Dataset
——
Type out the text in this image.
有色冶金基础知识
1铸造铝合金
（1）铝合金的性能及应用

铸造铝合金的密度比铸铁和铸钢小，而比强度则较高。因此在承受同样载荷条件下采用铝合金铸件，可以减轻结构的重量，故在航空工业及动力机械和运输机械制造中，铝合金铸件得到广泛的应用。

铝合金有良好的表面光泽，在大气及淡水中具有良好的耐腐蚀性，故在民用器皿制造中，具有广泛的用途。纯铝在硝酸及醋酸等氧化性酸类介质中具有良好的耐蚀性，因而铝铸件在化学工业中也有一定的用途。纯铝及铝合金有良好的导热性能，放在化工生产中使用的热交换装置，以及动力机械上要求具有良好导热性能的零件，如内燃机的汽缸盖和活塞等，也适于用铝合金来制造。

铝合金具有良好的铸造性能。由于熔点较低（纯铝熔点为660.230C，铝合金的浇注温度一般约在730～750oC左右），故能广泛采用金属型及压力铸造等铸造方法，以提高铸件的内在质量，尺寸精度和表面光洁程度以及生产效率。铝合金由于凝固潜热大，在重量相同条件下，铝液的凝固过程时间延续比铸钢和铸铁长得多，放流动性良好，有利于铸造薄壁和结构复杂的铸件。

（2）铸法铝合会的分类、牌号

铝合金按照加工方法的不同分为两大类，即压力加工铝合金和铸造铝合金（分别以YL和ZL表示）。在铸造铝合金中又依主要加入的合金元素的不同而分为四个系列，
——
Each line of the material must be restated exactly.

Type out the text in this image.
有色冶金基础知识
1铸造铝合金
（1）铝合金的性能及应用

铸造铝合金的密度比铸铁和铸钢小，而比强度则较高。因此在承受同样载荷条件下采用铝合金铸件，可以减轻结构的重量，故在航空工业及动力机械和运输机械制造中，铝合金铸件得到广泛的应用。

铝合金有良好的表面光泽，在大气及淡水中具有良好的耐腐蚀性，故在民用器皿制造中，具有广泛的用途。纯铝在硝酸及醋酸等氧化性酸类介质中具有良好的耐蚀性，因而铝铸件在化学工业中也有一定的用途。纯铝及铝合金有良好的导热性能，放在化工生产中使用的热交换装置，以及动力机械上要求具有良好导热性能的零件，如内燃机的汽缸盖和活塞等，也适于用铝合金来制造。

铝合金具有良好的铸造性能。由于熔点较低（纯铝熔点为660.230C，铝合金的浇注温度一般约在730～750oC左右），故能广泛采用金属型及压力铸造等铸造方法，以提高铸件的内在质量，尺寸精度和表面光洁程度以及生产效率。铝合金由于凝固潜热大，在重量相同条件下，铝液的凝固过程时间延续比铸钢和铸铁长得多，放流动性良好，有利于铸造薄壁和结构复杂的铸件。

（2）铸法铝合会的分类、牌号

铝合金按照加工方法的不同分为两大类，即压力加工铝合金和铸造铝合金（分别以YL和ZL表示）。在铸造铝合金中又依主要加入的合金元素的不同而分为四个系列，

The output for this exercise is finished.